» **READING TEXT**
──────────

Artichokes combine a lightly sweet and herbacious flavor with a soft, creamy texture. Once you know a few tricks for preparing them, it will be a snap to include this nutritional powerhouse in your cooking.

Food Basics

The artichoke is a flower bud. A member of the lettuce family, it grows at or near the top of the stalk of a perennial thistle that originated in southern Europe. We eat two parts of the artichoke: the tender parts of the leaves and the “heart” (the base of the flower bud). The “choke,” which is removed before eating, consists of fuzzy, spiky florets in the center of the bud, just on top of the heart. Baby or cocktail artichokes, which grow lower on the stalk and are harvested before they reach maturity, are more tender than full-grown artichokes, and their chokes do not need to be removed. Artichokes can be purchased fresh, canned, jarred or frozen. When buying fresh, look for leaves with a tight formation. Squeeze the artichokes and listen for a squeaky sound from plump and crisp leaves. A slight browning of the leaves is natural, but avoid those with heavy browning.

──────────

» **DATASET ENTRIES**
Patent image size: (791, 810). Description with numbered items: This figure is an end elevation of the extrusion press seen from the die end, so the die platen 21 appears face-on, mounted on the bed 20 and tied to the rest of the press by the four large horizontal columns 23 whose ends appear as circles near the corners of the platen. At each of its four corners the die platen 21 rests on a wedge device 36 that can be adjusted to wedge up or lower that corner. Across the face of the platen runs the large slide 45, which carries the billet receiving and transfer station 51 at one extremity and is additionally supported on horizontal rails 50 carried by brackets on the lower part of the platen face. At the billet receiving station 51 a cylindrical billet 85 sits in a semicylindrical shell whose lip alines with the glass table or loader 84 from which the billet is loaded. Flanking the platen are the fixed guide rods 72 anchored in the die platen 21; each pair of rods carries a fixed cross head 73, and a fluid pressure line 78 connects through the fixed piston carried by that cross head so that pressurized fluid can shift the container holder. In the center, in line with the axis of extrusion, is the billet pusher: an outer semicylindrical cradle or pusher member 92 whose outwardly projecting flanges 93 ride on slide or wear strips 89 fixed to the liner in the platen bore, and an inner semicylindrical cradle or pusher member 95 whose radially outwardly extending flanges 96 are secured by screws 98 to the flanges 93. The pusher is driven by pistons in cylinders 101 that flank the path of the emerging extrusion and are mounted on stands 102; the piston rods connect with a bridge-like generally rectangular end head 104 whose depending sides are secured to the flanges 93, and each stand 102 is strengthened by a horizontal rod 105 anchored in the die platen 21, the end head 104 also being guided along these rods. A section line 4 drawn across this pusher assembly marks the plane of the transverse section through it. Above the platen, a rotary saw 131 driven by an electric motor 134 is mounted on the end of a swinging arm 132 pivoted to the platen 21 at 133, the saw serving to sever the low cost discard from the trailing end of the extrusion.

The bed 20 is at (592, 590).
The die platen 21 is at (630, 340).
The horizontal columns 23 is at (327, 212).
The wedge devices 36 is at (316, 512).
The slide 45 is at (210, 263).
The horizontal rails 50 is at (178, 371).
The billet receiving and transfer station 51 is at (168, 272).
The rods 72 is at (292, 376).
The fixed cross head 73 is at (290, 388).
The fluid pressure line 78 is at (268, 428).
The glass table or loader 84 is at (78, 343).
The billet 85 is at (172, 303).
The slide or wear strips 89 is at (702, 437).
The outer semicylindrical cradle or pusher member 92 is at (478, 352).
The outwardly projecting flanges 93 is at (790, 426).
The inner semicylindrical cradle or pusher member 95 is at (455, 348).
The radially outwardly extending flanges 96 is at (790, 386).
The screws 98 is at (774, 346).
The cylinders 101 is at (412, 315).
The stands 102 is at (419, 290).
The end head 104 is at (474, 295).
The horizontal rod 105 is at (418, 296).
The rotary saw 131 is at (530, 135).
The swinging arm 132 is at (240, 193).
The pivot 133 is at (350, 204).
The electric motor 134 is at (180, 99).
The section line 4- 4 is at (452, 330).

──────────

» **REQUIRED WORK**
Reproduce the artichoke passage above in full, word for word.

» **SOLVED PROBLEM**
Artichokes combine a lightly sweet and herbacious flavor with a soft, creamy texture. Once you know a few tricks for preparing them, it will be a snap to include this nutritional powerhouse in your cooking.

Food Basics

The artichoke is a flower bud. A member of the lettuce family, it grows at or near the top of the stalk of a perennial thistle that originated in southern Europe. We eat two parts of the artichoke: the tender parts of the leaves and the “heart” (the base of the flower bud). The “choke,” which is removed before eating, consists of fuzzy, spiky florets in the center of the bud, just on top of the heart. Baby or cocktail artichokes, which grow lower on the stalk and are harvested before they reach maturity, are more tender than full-grown artichokes, and their chokes do not need to be removed. Artichokes can be purchased fresh, canned, jarred or frozen. When buying fresh, look for leaves with a tight formation. Squeeze the artichokes and listen for a squeaky sound from plump and crisp leaves. A slight browning of the leaves is natural, but avoid those with heavy browning.